— Begin Data provided —
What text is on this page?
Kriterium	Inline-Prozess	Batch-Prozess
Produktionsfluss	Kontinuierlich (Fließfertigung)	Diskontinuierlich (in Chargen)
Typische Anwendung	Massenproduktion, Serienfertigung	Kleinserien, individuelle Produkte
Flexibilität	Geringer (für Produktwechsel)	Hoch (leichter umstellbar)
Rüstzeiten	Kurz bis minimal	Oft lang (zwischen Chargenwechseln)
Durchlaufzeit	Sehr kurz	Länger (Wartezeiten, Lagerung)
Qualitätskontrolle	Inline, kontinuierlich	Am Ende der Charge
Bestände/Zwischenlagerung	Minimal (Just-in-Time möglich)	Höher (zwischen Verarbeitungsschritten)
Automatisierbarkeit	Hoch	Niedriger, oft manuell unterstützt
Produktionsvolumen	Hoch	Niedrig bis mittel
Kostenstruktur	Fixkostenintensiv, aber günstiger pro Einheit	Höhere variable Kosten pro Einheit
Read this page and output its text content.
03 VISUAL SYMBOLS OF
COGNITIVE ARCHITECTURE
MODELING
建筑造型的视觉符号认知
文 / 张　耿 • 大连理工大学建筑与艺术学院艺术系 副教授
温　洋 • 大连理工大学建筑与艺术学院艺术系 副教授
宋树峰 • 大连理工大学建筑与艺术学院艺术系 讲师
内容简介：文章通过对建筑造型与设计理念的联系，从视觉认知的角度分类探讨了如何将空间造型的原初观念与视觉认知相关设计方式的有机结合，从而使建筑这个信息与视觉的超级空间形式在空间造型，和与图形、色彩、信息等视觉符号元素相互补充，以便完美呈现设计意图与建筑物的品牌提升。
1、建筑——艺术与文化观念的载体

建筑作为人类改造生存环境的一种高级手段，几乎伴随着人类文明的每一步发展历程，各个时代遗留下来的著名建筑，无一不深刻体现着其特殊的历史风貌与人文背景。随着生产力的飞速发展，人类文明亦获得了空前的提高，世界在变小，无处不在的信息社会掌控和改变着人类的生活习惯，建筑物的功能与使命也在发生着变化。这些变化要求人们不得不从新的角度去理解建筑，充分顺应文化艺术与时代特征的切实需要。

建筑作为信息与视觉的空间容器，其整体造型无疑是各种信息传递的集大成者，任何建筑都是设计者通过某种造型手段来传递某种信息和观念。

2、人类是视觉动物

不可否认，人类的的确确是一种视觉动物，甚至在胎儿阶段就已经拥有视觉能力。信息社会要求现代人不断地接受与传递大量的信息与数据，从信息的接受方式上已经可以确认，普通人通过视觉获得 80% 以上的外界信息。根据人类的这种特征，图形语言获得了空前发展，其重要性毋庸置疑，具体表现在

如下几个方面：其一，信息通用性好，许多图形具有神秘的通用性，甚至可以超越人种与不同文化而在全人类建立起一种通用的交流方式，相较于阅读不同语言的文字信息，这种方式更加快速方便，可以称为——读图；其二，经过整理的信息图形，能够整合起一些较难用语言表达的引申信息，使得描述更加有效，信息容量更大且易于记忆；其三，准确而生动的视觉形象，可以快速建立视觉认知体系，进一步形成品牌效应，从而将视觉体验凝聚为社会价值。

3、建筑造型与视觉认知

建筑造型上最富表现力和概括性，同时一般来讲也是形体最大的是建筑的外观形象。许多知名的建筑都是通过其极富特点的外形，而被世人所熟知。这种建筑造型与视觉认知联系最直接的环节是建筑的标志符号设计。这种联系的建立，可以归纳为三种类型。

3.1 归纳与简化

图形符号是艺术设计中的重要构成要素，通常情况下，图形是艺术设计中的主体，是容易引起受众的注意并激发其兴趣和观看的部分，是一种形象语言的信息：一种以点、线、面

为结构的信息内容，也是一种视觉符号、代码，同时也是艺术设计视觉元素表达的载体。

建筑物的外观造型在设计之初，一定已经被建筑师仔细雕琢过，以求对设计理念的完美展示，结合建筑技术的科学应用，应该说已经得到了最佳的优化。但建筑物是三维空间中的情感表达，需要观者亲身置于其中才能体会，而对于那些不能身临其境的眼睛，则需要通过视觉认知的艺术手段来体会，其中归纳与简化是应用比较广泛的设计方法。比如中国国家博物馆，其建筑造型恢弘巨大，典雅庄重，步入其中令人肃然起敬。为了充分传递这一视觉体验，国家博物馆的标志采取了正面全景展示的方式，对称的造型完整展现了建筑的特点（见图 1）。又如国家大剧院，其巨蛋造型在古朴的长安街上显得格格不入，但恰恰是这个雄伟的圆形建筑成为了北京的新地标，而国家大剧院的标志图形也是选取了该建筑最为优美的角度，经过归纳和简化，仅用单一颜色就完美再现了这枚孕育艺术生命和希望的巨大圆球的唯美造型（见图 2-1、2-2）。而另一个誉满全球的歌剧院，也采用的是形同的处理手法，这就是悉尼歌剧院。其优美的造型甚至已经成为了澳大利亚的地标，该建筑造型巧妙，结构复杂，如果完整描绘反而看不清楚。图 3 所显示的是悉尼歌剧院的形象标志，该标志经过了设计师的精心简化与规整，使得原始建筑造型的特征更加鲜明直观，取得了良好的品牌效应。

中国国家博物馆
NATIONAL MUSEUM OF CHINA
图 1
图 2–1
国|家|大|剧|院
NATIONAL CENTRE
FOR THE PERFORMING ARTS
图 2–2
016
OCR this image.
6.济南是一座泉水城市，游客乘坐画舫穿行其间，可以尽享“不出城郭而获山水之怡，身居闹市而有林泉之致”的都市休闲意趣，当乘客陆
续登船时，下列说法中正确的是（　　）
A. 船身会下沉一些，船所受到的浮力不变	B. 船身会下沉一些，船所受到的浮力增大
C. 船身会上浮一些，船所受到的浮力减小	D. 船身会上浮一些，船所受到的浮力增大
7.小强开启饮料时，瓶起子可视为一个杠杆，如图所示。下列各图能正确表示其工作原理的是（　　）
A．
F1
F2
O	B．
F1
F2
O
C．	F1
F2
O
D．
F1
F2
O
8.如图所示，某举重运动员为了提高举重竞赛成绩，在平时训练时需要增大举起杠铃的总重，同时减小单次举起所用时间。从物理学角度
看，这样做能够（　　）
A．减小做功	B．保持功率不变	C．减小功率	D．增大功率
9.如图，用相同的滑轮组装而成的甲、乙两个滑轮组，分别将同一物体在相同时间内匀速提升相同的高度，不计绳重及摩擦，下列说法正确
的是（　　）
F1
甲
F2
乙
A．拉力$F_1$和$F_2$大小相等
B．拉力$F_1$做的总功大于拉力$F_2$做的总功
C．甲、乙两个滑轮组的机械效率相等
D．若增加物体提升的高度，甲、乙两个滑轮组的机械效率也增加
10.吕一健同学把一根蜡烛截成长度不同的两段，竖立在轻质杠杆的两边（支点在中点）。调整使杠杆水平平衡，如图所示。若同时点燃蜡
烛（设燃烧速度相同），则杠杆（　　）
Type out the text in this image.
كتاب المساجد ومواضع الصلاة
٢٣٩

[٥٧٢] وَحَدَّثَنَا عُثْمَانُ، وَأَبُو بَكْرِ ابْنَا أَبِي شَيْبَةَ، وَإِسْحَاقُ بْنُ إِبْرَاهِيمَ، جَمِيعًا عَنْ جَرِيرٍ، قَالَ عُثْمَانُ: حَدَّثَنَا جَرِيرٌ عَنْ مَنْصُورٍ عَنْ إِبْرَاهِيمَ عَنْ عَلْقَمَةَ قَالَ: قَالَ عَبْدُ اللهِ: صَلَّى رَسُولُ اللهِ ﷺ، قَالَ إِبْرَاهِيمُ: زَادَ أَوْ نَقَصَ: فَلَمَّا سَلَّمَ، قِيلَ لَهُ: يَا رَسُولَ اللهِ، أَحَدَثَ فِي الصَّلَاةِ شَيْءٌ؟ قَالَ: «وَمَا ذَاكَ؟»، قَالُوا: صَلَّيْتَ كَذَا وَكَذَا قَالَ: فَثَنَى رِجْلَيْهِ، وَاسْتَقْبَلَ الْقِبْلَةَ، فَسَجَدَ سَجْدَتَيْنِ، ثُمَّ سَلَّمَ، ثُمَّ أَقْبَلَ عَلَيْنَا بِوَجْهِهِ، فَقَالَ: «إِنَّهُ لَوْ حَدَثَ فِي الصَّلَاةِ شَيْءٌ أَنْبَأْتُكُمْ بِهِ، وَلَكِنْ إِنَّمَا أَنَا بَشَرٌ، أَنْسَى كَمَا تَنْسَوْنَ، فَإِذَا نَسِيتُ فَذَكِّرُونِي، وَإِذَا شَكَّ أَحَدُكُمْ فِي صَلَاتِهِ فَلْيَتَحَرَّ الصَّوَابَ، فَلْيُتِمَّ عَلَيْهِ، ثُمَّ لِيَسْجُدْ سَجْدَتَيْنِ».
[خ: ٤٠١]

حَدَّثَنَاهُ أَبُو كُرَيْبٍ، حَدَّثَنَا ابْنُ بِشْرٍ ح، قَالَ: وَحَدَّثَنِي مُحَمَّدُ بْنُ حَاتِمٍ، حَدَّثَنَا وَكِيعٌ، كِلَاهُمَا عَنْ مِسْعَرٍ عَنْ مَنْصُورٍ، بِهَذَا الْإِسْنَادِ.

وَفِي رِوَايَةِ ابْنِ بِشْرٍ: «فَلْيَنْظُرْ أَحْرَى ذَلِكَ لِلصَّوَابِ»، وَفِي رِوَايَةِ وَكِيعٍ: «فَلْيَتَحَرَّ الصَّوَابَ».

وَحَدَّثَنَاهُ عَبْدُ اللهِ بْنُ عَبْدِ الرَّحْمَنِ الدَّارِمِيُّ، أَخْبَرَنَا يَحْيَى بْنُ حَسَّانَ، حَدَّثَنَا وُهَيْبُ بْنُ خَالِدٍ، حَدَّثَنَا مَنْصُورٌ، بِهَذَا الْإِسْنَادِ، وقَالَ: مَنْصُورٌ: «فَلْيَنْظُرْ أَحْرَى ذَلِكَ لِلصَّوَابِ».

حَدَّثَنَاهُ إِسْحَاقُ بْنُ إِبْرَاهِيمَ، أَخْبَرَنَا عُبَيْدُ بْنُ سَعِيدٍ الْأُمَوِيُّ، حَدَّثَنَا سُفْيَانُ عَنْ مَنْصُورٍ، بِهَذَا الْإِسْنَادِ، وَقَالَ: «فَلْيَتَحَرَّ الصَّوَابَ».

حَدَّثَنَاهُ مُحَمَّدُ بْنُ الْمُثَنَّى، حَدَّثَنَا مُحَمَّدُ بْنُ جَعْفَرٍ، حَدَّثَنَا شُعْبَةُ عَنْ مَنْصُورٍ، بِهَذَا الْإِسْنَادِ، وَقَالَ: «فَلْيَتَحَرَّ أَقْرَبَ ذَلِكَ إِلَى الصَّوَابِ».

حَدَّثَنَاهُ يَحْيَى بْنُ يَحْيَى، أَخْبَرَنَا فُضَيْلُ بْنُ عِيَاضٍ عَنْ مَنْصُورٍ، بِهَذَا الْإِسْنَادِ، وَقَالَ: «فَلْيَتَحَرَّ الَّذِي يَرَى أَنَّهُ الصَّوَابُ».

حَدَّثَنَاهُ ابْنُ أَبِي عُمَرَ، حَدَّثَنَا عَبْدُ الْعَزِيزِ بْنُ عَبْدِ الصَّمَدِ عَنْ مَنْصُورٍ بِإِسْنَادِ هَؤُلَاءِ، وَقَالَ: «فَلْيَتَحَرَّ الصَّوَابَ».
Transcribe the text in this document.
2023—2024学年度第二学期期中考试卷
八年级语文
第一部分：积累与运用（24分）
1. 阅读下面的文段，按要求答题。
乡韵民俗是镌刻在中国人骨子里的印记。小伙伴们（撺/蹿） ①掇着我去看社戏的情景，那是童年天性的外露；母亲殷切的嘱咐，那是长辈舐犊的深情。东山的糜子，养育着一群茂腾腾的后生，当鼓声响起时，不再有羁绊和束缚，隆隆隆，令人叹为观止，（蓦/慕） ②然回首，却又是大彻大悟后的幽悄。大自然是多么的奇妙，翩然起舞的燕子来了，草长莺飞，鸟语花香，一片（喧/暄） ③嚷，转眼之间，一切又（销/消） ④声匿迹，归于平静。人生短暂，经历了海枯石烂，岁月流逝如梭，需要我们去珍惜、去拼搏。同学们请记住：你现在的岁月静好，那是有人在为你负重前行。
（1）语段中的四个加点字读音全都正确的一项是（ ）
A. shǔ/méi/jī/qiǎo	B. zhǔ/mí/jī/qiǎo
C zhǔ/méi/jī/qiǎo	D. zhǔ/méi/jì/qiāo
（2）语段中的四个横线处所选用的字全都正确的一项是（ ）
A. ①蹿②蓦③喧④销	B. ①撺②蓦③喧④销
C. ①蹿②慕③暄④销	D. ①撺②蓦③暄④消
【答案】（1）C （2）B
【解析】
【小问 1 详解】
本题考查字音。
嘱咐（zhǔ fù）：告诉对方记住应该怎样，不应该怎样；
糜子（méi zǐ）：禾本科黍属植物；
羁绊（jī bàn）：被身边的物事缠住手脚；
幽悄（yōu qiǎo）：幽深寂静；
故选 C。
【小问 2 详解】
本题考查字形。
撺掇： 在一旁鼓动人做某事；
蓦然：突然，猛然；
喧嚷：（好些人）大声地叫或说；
— End Data provided —
__What you are asked to do__:
The lines to collect are those holding the string "this"; copy them all.

__Correct response__:
What text is on this page?
Read this page and output its text content.
OCR this image.
Type out the text in this image.
Transcribe the text in this document.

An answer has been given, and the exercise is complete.